**Textauszug:**
________________________________________

Um zu verstehen, warum die FARC-EP und ihre Solidaritätsorganisationen ihre politisch-diplomatische Arbeit besonders in Europa verstärken, müssen wir den historischen und politisch-militärischen Kontext der aufständischen Organisation verstehen, die seit Jahren dafür kämpft, von der schwarzen Liste, der Liste der terroristischen Organisationen, entfernt zu werden. Ein Fokus dabei liegt in Europa, die im Vergleich zu den USA keine militärische Interventionspolitik in Kolumbien vollziehen und wo die Chancen auf Diplomatie und Anerkennung der FARC-EP als politische Organisation einen besseren Standpunkt haben. Auf der anderen Seite des Atlantiks besteht mehr Bewusstsein für die Realität Kolumbiens, das revolutionäre Projekt und den Kampf der FARC-EP für grundlegende Veränderungen im Land.

 

Die internationale Arbeit der FARC-EP erhielt ihren Aufschwung mit der Achten Nationalen Konferenz der FARC-EP im Jahr 1993, als Guerilleros und Kommandierende beschlossen, der internationalen Arbeit einen strategischen Charakter zu geben und eine Internationale Kommission zu installieren. Dies geschah im Kontext der Friedensgespräche von Cravo Norte, Caracas und Tlaxcala, die von 1991 bis 1992 stattfanden und in einer Periode, als der demokratische Weg durch den systematischen Massenmord von Politikern, Mitgliedern und Sympathisanten der linken Partei Unión Patriótica (Patriotische Union) durch Staat und Paramilitarismus versperrt wurde. Mit dem Ausscheiden des Realsozialismus 1989/90 aus der Weltpolitik und dem Aufschwung des Neoliberalismus vollzogen sich auch international wichtige Entwicklungen, die zu diesen strategischen Überlegungen führten.

________________________________________

**Datensätze:**

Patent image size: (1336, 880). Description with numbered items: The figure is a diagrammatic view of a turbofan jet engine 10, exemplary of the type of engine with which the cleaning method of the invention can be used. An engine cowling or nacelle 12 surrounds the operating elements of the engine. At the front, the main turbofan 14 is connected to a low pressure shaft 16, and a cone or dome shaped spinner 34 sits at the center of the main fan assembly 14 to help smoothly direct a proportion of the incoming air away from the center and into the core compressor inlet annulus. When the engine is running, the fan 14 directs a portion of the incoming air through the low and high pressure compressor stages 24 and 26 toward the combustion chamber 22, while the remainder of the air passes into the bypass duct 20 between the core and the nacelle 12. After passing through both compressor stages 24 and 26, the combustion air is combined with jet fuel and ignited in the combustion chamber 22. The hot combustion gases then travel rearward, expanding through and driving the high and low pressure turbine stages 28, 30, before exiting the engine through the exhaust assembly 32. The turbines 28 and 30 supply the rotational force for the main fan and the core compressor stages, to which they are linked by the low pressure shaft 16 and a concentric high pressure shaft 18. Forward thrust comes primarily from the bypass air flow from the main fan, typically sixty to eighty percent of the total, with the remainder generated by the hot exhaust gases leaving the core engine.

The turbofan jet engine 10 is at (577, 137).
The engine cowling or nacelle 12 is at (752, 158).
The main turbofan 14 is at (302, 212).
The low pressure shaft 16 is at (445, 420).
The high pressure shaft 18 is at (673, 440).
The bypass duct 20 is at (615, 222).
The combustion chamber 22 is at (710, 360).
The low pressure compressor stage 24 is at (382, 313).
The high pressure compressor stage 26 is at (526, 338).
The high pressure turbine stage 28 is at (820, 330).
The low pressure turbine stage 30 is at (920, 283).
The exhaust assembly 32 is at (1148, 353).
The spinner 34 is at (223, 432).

________________________________________

**Aufgabenstellung:** Was beschlossen Guerilleros und Kommandierende laut dem Textauszug auf der Achten Nationalen Konferenz der FARC-EP im Jahr 1993?

**Antwort:** Sie beschlossen, der internationalen Arbeit einen strategischen Charakter zu geben und eine Internationale Kommission zu installieren.